## Alıntılanan metin

>>>

1999 yılında resmi raporlara göre, 17 bin 480 ölüm, 23 bin 781 yaralı, 505
kişi sakat kaldı. 285 bin 211 konut, 42 bin 902 işyeri hasar gördü. Resmi
olmayan bilgilere göre ise yaklaşık 50 bin ölüm, ağır-hafif 100 bine yakın
yaralı, 133 bin 683 çöken bina ile yaklaşık 600 bin kişi evsiz kaldı. Yaklaşık
16 milyon insanı etkileyen depremin acıları hâlâ sürüyor.
17 Ağustos 1999 Marmara depreminin ardından bir çok araştırma, panel,
söyleşi, TV programı, yazılı ve görsel basında haber yapıldı. Konu üzerine bir
çok tezler yazıldı. 17 Ağustos 1999 depreminin suçluları arandı. Birçok dava
açıldı, çoğu beratla sonuçlandı. Bazen görevini yerine getirmeyen hükümet,
belediye, bazen uzmanlık bilgisini yeterli kullanmayan uzman bazen kar amacıyla
sorumsuzca davranan müteahhit, bazen toplumsal konuları yeterince gündem
yapmayan medya, bazen de sorumlu davranmayan yurttaş suçlu bulundu. Çoğu kez de
bunun bir sistem sorunu olduğu, sistemin değişmesi gerektiği söylendi. Ama
sistemin değişmesi için hiçbir şey yapılmadı. Depreme yönelik bir kaç
üniversitede araştırma projesi, bakanlığa bağlı bir devlet birimi, birkaç
mevzuatta düzeltme ve şart koşma, belediyelerde konuyla ilgili birkaç sempozyum
ve senesi geldiğinde yapılan yürüyüş ve paneller...
Sistemin çarkı ise tüm dişlilerini parlatarak dönmeye devam ediyor.

<<<

## Veri alıntıları
>>>

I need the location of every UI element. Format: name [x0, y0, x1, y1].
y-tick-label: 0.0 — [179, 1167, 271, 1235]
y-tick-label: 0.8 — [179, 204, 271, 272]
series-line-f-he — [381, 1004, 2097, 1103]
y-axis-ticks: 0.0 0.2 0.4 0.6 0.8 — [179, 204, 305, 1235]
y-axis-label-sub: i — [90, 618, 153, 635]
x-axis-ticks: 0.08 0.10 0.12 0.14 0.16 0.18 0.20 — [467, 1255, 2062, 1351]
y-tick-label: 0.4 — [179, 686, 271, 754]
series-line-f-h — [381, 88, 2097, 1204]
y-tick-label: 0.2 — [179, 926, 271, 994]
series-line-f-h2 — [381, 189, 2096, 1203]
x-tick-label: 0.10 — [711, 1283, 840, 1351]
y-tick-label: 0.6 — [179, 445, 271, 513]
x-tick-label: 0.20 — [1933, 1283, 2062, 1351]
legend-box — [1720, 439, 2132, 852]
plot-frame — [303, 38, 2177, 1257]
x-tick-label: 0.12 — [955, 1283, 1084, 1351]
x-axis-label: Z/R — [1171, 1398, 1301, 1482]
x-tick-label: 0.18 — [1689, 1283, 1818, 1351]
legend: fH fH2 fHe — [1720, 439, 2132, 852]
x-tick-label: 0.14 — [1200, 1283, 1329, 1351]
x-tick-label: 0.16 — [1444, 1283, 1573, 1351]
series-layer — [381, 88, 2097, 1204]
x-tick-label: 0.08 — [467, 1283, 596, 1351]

<<<

## Alıştırmalar
1. Alıntılanan metne göre şu soruları yanıtlayın:
(a) Resmi raporlara göre 1999'da kaç kişi öldü?
(b) Resmi olmayan bilgilere göre yaklaşık kaç kişi evsiz kaldı?
(c) Açılan davaların çoğu nasıl sonuçlandı?
2. Alıntılanan metne göre müteahhit ve medya hangi gerekçeyle suçlu bulundu? Bir ila üç cümleyle açıklayın.
3. Alıntılanan metinde "17 Ağustos 1999 Marmara" sözleriyle başlayıp "yürüyüş ve paneller..." sözleriyle biten bölümü, "müteahhit" sözcüğünü "yüklenici" ile değiştirerek yeniden yazın.

## Tam yanıtlar
1.
(a) Resmi raporlara göre 17 bin 480 kişi öldü.
(b) Resmi olmayan bilgilere göre yaklaşık 600 bin kişi evsiz kaldı.
(c) Açılan davaların çoğu beratla sonuçlandı.

2. Müteahhit, kâr amacıyla sorumsuzca davrandığı için suçlu bulundu. Medya ise toplumsal konuları yeterince gündem yapmadığı için suçlu bulundu.

3.
17 Ağustos 1999 Marmara depreminin ardından bir çok araştırma, panel,
söyleşi, TV programı, yazılı ve görsel basında haber yapıldı. Konu üzerine bir
çok tezler yazıldı. 17 Ağustos 1999 depreminin suçluları arandı. Birçok dava
açıldı, çoğu beratla sonuçlandı. Bazen görevini yerine getirmeyen hükümet,
belediye, bazen uzmanlık bilgisini yeterli kullanmayan uzman bazen kar amacıyla
sorumsuzca davranan yüklenici, bazen toplumsal konuları yeterince gündem
yapmayan medya, bazen de sorumlu davranmayan yurttaş suçlu bulundu. Çoğu kez de
bunun bir sistem sorunu olduğu, sistemin değişmesi gerektiği söylendi. Ama
sistemin değişmesi için hiçbir şey yapılmadı. Depreme yönelik bir kaç
üniversitede araştırma projesi, bakanlığa bağlı bir devlet birimi, birkaç
mevzuatta düzeltme ve şart koşma, belediyelerde konuyla ilgili birkaç sempozyum
ve senesi geldiğinde yapılan yürüyüş ve paneller...